Task instructions -> Exact repetition is required: output every record in full.

__________

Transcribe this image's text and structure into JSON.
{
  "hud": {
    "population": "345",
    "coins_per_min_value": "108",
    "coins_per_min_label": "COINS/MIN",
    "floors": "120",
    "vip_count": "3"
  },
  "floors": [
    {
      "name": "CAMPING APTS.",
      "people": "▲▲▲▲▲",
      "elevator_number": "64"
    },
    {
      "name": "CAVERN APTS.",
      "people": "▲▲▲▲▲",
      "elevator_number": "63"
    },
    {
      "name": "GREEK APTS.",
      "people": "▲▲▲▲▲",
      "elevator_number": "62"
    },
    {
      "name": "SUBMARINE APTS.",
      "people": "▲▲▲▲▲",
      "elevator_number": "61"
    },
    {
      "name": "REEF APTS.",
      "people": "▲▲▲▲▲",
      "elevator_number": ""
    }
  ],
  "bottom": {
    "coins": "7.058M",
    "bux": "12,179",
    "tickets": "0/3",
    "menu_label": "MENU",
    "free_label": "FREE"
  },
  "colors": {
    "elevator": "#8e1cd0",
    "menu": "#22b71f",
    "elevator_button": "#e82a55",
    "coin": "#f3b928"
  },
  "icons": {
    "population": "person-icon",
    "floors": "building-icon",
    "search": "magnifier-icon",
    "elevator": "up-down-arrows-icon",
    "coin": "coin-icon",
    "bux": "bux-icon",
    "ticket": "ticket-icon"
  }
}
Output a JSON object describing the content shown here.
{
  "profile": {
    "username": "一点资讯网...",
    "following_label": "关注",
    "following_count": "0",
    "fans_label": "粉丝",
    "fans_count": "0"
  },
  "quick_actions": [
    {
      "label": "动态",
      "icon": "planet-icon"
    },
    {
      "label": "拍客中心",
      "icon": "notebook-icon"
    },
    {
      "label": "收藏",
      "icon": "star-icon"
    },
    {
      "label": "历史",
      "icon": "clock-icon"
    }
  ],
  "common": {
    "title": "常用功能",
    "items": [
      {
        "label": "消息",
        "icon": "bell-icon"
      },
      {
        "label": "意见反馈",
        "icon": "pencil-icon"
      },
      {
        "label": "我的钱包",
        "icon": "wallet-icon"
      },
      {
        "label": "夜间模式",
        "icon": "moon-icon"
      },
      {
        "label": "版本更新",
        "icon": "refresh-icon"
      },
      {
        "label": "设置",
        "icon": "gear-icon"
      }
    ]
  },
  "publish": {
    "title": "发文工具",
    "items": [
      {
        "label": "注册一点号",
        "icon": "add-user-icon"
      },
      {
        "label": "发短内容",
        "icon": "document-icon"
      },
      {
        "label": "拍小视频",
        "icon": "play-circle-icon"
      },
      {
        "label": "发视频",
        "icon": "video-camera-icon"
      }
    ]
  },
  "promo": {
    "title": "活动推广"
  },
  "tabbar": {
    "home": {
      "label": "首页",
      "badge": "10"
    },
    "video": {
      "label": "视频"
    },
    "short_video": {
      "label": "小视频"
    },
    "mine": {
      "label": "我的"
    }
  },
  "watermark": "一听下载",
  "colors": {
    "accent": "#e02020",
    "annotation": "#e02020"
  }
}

__________

Right answer ->
Transcribe this image's text and structure into JSON.
{
  "hud": {
    "population": "345",
    "coins_per_min_value": "108",
    "coins_per_min_label": "COINS/MIN",
    "floors": "120",
    "vip_count": "3"
  },
  "floors": [
    {
      "name": "CAMPING APTS.",
      "people": "▲▲▲▲▲",
      "elevator_number": "64"
    },
    {
      "name": "CAVERN APTS.",
      "people": "▲▲▲▲▲",
      "elevator_number": "63"
    },
    {
      "name": "GREEK APTS.",
      "people": "▲▲▲▲▲",
      "elevator_number": "62"
    },
    {
      "name": "SUBMARINE APTS.",
      "people": "▲▲▲▲▲",
      "elevator_number": "61"
    },
    {
      "name": "REEF APTS.",
      "people": "▲▲▲▲▲",
      "elevator_number": ""
    }
  ],
  "bottom": {
    "coins": "7.058M",
    "bux": "12,179",
    "tickets": "0/3",
    "menu_label": "MENU",
    "free_label": "FREE"
  },
  "colors": {
    "elevator": "#8e1cd0",
    "menu": "#22b71f",
    "elevator_button": "#e82a55",
    "coin": "#f3b928"
  },
  "icons": {
    "population": "person-icon",
    "floors": "building-icon",
    "search": "magnifier-icon",
    "elevator": "up-down-arrows-icon",
    "coin": "coin-icon",
    "bux": "bux-icon",
    "ticket": "ticket-icon"
  }
}
Output a JSON object describing the content shown here.
{
  "profile": {
    "username": "一点资讯网...",
    "following_label": "关注",
    "following_count": "0",
    "fans_label": "粉丝",
    "fans_count": "0"
  },
  "quick_actions": [
    {
      "label": "动态",
      "icon": "planet-icon"
    },
    {
      "label": "拍客中心",
      "icon": "notebook-icon"
    },
    {
      "label": "收藏",
      "icon": "star-icon"
    },
    {
      "label": "历史",
      "icon": "clock-icon"
    }
  ],
  "common": {
    "title": "常用功能",
    "items": [
      {
        "label": "消息",
        "icon": "bell-icon"
      },
      {
        "label": "意见反馈",
        "icon": "pencil-icon"
      },
      {
        "label": "我的钱包",
        "icon": "wallet-icon"
      },
      {
        "label": "夜间模式",
        "icon": "moon-icon"
      },
      {
        "label": "版本更新",
        "icon": "refresh-icon"
      },
      {
        "label": "设置",
        "icon": "gear-icon"
      }
    ]
  },
  "publish": {
    "title": "发文工具",
    "items": [
      {
        "label": "注册一点号",
        "icon": "add-user-icon"
      },
      {
        "label": "发短内容",
        "icon": "document-icon"
      },
      {
        "label": "拍小视频",
        "icon": "play-circle-icon"
      },
      {
        "label": "发视频",
        "icon": "video-camera-icon"
      }
    ]
  },
  "promo": {
    "title": "活动推广"
  },
  "tabbar": {
    "home": {
      "label": "首页",
      "badge": "10"
    },
    "video": {
      "label": "视频"
    },
    "short_video": {
      "label": "小视频"
    },
    "mine": {
      "label": "我的"
    }
  },
  "watermark": "一听下载",
  "colors": {
    "accent": "#e02020",
    "annotation": "#e02020"
  }
}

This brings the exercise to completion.